### Stated task
Copy out every record below with complete accuracy.
☆ ☆ ☆ ☆
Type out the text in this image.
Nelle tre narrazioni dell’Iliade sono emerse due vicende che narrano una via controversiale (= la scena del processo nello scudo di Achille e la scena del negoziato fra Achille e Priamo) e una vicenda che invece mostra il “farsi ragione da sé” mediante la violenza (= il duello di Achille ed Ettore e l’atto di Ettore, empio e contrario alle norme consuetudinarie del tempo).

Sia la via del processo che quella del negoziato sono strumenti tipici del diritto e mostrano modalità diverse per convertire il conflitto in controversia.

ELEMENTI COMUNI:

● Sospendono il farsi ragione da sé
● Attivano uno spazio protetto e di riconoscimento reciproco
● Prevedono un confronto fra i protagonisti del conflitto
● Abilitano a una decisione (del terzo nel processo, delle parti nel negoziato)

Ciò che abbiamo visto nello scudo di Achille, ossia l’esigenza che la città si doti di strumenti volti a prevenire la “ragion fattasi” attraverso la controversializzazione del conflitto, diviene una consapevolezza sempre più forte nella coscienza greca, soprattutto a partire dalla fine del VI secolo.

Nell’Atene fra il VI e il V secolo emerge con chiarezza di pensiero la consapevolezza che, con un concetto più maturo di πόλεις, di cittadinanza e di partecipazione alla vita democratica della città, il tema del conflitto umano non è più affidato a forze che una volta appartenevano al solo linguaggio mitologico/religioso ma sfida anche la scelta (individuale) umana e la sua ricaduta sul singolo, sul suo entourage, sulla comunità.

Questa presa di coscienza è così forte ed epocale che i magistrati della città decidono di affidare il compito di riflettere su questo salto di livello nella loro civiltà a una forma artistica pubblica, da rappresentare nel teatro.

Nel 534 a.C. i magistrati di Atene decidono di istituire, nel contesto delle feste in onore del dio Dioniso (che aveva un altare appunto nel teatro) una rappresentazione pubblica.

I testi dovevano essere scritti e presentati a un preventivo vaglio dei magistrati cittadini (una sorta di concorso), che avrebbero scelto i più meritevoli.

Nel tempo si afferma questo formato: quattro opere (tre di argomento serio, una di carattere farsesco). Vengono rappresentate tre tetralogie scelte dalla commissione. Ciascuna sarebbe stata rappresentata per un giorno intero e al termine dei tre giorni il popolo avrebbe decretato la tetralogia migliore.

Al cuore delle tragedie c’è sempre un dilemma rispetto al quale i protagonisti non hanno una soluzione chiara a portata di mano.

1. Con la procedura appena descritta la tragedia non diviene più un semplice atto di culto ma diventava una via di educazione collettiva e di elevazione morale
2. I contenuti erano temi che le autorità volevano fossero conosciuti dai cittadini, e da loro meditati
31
☆ ☆ ☆ ☆
### Answer for the task
Type out the text in this image.
Nelle tre narrazioni dell’Iliade sono emerse due vicende che narrano una via controversiale (= la scena del processo nello scudo di Achille e la scena del negoziato fra Achille e Priamo) e una vicenda che invece mostra il “farsi ragione da sé” mediante la violenza (= il duello di Achille ed Ettore e l’atto di Ettore, empio e contrario alle norme consuetudinarie del tempo).

Sia la via del processo che quella del negoziato sono strumenti tipici del diritto e mostrano modalità diverse per convertire il conflitto in controversia.

ELEMENTI COMUNI:

● Sospendono il farsi ragione da sé
● Attivano uno spazio protetto e di riconoscimento reciproco
● Prevedono un confronto fra i protagonisti del conflitto
● Abilitano a una decisione (del terzo nel processo, delle parti nel negoziato)

Ciò che abbiamo visto nello scudo di Achille, ossia l’esigenza che la città si doti di strumenti volti a prevenire la “ragion fattasi” attraverso la controversializzazione del conflitto, diviene una consapevolezza sempre più forte nella coscienza greca, soprattutto a partire dalla fine del VI secolo.

Nell’Atene fra il VI e il V secolo emerge con chiarezza di pensiero la consapevolezza che, con un concetto più maturo di πόλεις, di cittadinanza e di partecipazione alla vita democratica della città, il tema del conflitto umano non è più affidato a forze che una volta appartenevano al solo linguaggio mitologico/religioso ma sfida anche la scelta (individuale) umana e la sua ricaduta sul singolo, sul suo entourage, sulla comunità.

Questa presa di coscienza è così forte ed epocale che i magistrati della città decidono di affidare il compito di riflettere su questo salto di livello nella loro civiltà a una forma artistica pubblica, da rappresentare nel teatro.

Nel 534 a.C. i magistrati di Atene decidono di istituire, nel contesto delle feste in onore del dio Dioniso (che aveva un altare appunto nel teatro) una rappresentazione pubblica.

I testi dovevano essere scritti e presentati a un preventivo vaglio dei magistrati cittadini (una sorta di concorso), che avrebbero scelto i più meritevoli.

Nel tempo si afferma questo formato: quattro opere (tre di argomento serio, una di carattere farsesco). Vengono rappresentate tre tetralogie scelte dalla commissione. Ciascuna sarebbe stata rappresentata per un giorno intero e al termine dei tre giorni il popolo avrebbe decretato la tetralogia migliore.

Al cuore delle tragedie c’è sempre un dilemma rispetto al quale i protagonisti non hanno una soluzione chiara a portata di mano.

1. Con la procedura appena descritta la tragedia non diviene più un semplice atto di culto ma diventava una via di educazione collettiva e di elevazione morale
2. I contenuti erano temi che le autorità volevano fossero conosciuti dai cittadini, e da loro meditati
31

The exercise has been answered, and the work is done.